_Data records_.
— START —
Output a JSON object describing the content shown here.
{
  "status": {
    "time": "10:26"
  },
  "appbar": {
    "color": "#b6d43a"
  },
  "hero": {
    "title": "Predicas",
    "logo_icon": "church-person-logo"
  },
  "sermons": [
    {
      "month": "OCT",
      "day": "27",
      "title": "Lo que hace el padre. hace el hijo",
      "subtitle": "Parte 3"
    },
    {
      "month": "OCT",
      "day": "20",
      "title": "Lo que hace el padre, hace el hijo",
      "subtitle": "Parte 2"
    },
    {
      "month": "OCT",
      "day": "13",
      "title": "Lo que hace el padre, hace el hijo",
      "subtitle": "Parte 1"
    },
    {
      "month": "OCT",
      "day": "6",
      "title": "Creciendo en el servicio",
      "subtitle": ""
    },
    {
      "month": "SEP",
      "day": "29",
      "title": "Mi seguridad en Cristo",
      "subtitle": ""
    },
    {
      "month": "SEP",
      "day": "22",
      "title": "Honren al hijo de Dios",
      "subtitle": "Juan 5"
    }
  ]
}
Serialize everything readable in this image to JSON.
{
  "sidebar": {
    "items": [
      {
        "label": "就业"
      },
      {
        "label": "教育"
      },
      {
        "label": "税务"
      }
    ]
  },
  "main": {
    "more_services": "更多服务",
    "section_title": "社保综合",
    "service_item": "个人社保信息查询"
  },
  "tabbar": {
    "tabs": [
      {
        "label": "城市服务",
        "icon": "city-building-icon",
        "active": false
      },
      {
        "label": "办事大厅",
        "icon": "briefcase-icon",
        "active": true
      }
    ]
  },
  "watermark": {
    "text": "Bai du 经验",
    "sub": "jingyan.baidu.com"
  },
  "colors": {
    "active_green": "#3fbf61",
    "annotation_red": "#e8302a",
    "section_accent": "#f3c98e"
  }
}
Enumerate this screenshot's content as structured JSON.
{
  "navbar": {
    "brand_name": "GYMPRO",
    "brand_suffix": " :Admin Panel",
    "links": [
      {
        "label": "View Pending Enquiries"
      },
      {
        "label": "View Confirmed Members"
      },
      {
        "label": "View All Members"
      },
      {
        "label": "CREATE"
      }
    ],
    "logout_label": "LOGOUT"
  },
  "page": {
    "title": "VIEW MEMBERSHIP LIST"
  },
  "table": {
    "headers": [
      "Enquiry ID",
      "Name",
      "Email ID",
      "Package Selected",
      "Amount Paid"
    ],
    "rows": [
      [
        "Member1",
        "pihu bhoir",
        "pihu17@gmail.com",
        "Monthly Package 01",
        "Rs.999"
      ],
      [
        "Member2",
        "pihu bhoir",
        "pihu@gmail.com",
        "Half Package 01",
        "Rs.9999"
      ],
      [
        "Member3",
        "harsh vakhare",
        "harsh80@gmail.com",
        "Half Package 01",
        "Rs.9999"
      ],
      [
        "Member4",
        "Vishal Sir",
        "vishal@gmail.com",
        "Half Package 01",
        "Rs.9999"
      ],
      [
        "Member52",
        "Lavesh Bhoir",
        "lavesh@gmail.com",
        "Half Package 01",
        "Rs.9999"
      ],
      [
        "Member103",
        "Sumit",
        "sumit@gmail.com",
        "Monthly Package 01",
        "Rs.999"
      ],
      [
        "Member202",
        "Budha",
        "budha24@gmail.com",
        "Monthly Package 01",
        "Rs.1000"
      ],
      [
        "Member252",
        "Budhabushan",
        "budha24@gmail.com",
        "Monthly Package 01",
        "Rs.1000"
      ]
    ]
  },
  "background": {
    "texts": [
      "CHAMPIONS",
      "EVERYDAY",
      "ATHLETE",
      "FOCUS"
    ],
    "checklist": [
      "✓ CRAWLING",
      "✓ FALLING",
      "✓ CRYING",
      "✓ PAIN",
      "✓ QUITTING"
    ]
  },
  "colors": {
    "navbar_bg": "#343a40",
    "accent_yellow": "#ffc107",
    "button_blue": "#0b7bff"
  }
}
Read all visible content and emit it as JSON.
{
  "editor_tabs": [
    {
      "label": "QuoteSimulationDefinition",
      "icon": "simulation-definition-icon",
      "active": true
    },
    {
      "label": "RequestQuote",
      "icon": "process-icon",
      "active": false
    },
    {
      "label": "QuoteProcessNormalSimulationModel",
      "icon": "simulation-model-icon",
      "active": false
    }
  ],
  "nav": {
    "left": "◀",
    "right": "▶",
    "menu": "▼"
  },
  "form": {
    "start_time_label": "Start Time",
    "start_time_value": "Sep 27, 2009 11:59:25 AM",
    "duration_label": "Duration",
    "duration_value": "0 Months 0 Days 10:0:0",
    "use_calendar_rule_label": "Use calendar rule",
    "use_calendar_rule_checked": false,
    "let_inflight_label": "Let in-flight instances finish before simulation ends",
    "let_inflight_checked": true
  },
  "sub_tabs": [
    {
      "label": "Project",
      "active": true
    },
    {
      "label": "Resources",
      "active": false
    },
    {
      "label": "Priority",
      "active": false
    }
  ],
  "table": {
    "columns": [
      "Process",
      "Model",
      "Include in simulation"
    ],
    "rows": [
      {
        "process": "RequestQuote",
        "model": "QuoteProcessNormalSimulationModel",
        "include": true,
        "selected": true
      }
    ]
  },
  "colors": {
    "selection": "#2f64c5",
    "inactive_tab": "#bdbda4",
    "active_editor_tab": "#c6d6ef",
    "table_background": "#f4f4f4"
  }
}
— END —
Reproduce all the data word for word.

_The result_.
Output a JSON object describing the content shown here.
{
  "status": {
    "time": "10:26"
  },
  "appbar": {
    "color": "#b6d43a"
  },
  "hero": {
    "title": "Predicas",
    "logo_icon": "church-person-logo"
  },
  "sermons": [
    {
      "month": "OCT",
      "day": "27",
      "title": "Lo que hace el padre. hace el hijo",
      "subtitle": "Parte 3"
    },
    {
      "month": "OCT",
      "day": "20",
      "title": "Lo que hace el padre, hace el hijo",
      "subtitle": "Parte 2"
    },
    {
      "month": "OCT",
      "day": "13",
      "title": "Lo que hace el padre, hace el hijo",
      "subtitle": "Parte 1"
    },
    {
      "month": "OCT",
      "day": "6",
      "title": "Creciendo en el servicio",
      "subtitle": ""
    },
    {
      "month": "SEP",
      "day": "29",
      "title": "Mi seguridad en Cristo",
      "subtitle": ""
    },
    {
      "month": "SEP",
      "day": "22",
      "title": "Honren al hijo de Dios",
      "subtitle": "Juan 5"
    }
  ]
}
Serialize everything readable in this image to JSON.
{
  "sidebar": {
    "items": [
      {
        "label": "就业"
      },
      {
        "label": "教育"
      },
      {
        "label": "税务"
      }
    ]
  },
  "main": {
    "more_services": "更多服务",
    "section_title": "社保综合",
    "service_item": "个人社保信息查询"
  },
  "tabbar": {
    "tabs": [
      {
        "label": "城市服务",
        "icon": "city-building-icon",
        "active": false
      },
      {
        "label": "办事大厅",
        "icon": "briefcase-icon",
        "active": true
      }
    ]
  },
  "watermark": {
    "text": "Bai du 经验",
    "sub": "jingyan.baidu.com"
  },
  "colors": {
    "active_green": "#3fbf61",
    "annotation_red": "#e8302a",
    "section_accent": "#f3c98e"
  }
}
Enumerate this screenshot's content as structured JSON.
{
  "navbar": {
    "brand_name": "GYMPRO",
    "brand_suffix": " :Admin Panel",
    "links": [
      {
        "label": "View Pending Enquiries"
      },
      {
        "label": "View Confirmed Members"
      },
      {
        "label": "View All Members"
      },
      {
        "label": "CREATE"
      }
    ],
    "logout_label": "LOGOUT"
  },
  "page": {
    "title": "VIEW MEMBERSHIP LIST"
  },
  "table": {
    "headers": [
      "Enquiry ID",
      "Name",
      "Email ID",
      "Package Selected",
      "Amount Paid"
    ],
    "rows": [
      [
        "Member1",
        "pihu bhoir",
        "pihu17@gmail.com",
        "Monthly Package 01",
        "Rs.999"
      ],
      [
        "Member2",
        "pihu bhoir",
        "pihu@gmail.com",
        "Half Package 01",
        "Rs.9999"
      ],
      [
        "Member3",
        "harsh vakhare",
        "harsh80@gmail.com",
        "Half Package 01",
        "Rs.9999"
      ],
      [
        "Member4",
        "Vishal Sir",
        "vishal@gmail.com",
        "Half Package 01",
        "Rs.9999"
      ],
      [
        "Member52",
        "Lavesh Bhoir",
        "lavesh@gmail.com",
        "Half Package 01",
        "Rs.9999"
      ],
      [
        "Member103",
        "Sumit",
        "sumit@gmail.com",
        "Monthly Package 01",
        "Rs.999"
      ],
      [
        "Member202",
        "Budha",
        "budha24@gmail.com",
        "Monthly Package 01",
        "Rs.1000"
      ],
      [
        "Member252",
        "Budhabushan",
        "budha24@gmail.com",
        "Monthly Package 01",
        "Rs.1000"
      ]
    ]
  },
  "background": {
    "texts": [
      "CHAMPIONS",
      "EVERYDAY",
      "ATHLETE",
      "FOCUS"
    ],
    "checklist": [
      "✓ CRAWLING",
      "✓ FALLING",
      "✓ CRYING",
      "✓ PAIN",
      "✓ QUITTING"
    ]
  },
  "colors": {
    "navbar_bg": "#343a40",
    "accent_yellow": "#ffc107",
    "button_blue": "#0b7bff"
  }
}
Read all visible content and emit it as JSON.
{
  "editor_tabs": [
    {
      "label": "QuoteSimulationDefinition",
      "icon": "simulation-definition-icon",
      "active": true
    },
    {
      "label": "RequestQuote",
      "icon": "process-icon",
      "active": false
    },
    {
      "label": "QuoteProcessNormalSimulationModel",
      "icon": "simulation-model-icon",
      "active": false
    }
  ],
  "nav": {
    "left": "◀",
    "right": "▶",
    "menu": "▼"
  },
  "form": {
    "start_time_label": "Start Time",
    "start_time_value": "Sep 27, 2009 11:59:25 AM",
    "duration_label": "Duration",
    "duration_value": "0 Months 0 Days 10:0:0",
    "use_calendar_rule_label": "Use calendar rule",
    "use_calendar_rule_checked": false,
    "let_inflight_label": "Let in-flight instances finish before simulation ends",
    "let_inflight_checked": true
  },
  "sub_tabs": [
    {
      "label": "Project",
      "active": true
    },
    {
      "label": "Resources",
      "active": false
    },
    {
      "label": "Priority",
      "active": false
    }
  ],
  "table": {
    "columns": [
      "Process",
      "Model",
      "Include in simulation"
    ],
    "rows": [
      {
        "process": "RequestQuote",
        "model": "QuoteProcessNormalSimulationModel",
        "include": true,
        "selected": true
      }
    ]
  },
  "colors": {
    "selection": "#2f64c5",
    "inactive_tab": "#bdbda4",
    "active_editor_tab": "#c6d6ef",
    "table_background": "#f4f4f4"
  }
}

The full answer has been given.